*** Data extract ***

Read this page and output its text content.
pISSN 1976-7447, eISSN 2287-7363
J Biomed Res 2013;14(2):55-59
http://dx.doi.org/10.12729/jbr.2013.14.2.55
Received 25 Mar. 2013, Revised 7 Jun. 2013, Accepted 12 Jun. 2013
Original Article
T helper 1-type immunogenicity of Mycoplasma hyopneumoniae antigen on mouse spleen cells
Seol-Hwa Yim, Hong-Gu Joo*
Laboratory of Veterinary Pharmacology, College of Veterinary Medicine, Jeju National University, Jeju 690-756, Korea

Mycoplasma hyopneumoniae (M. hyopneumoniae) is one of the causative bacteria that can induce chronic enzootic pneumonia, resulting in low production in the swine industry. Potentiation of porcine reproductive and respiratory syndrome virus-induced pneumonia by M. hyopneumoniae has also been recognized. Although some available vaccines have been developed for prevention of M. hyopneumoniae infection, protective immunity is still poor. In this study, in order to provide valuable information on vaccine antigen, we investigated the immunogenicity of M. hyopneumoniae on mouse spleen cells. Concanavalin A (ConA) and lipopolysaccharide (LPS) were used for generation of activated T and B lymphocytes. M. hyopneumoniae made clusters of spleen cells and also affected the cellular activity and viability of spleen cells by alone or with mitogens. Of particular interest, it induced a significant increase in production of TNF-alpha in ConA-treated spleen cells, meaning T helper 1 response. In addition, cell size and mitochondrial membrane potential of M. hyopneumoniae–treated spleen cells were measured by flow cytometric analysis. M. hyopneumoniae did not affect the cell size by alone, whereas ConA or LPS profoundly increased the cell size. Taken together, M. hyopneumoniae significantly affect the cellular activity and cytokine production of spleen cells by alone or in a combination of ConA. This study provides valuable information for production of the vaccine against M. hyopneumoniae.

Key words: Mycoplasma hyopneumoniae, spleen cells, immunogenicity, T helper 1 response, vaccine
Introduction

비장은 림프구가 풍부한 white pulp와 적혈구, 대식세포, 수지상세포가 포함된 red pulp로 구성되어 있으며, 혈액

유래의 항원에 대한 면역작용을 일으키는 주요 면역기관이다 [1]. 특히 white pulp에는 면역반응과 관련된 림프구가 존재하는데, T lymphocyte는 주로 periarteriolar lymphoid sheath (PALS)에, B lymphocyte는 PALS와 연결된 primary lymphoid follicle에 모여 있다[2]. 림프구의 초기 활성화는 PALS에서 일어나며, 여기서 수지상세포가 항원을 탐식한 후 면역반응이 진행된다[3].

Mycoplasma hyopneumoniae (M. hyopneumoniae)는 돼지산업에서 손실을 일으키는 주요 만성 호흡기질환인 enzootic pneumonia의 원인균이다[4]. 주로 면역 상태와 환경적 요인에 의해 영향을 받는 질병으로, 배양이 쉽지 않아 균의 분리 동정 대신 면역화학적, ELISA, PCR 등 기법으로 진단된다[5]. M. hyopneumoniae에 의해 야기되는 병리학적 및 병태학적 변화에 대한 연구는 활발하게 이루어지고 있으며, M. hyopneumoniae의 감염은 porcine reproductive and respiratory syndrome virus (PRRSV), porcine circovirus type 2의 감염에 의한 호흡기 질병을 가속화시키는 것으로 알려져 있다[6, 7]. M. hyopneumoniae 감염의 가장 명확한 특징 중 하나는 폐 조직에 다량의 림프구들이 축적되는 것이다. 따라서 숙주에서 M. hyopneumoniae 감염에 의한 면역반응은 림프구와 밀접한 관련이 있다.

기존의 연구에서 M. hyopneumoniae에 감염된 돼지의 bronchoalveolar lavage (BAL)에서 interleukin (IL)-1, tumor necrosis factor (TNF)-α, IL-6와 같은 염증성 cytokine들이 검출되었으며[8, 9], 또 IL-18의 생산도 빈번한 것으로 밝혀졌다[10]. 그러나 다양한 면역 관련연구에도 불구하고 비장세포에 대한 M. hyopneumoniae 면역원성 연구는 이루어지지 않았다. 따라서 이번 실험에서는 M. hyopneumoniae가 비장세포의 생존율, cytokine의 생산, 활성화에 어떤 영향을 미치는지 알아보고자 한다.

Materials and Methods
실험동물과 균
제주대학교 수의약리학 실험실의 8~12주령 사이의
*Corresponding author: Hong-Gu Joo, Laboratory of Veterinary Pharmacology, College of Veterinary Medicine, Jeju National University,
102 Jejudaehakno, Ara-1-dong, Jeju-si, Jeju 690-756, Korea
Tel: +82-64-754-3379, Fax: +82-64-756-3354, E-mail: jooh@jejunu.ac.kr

*** End of Data extract ***

Return every line from the entries above that includes the word "Hong".

» Answer space:
Seol-Hwa Yim, Hong-Gu Joo*
*Corresponding author: Hong-Gu Joo, Laboratory of Veterinary Pharmacology, College of Veterinary Medicine, Jeju National University,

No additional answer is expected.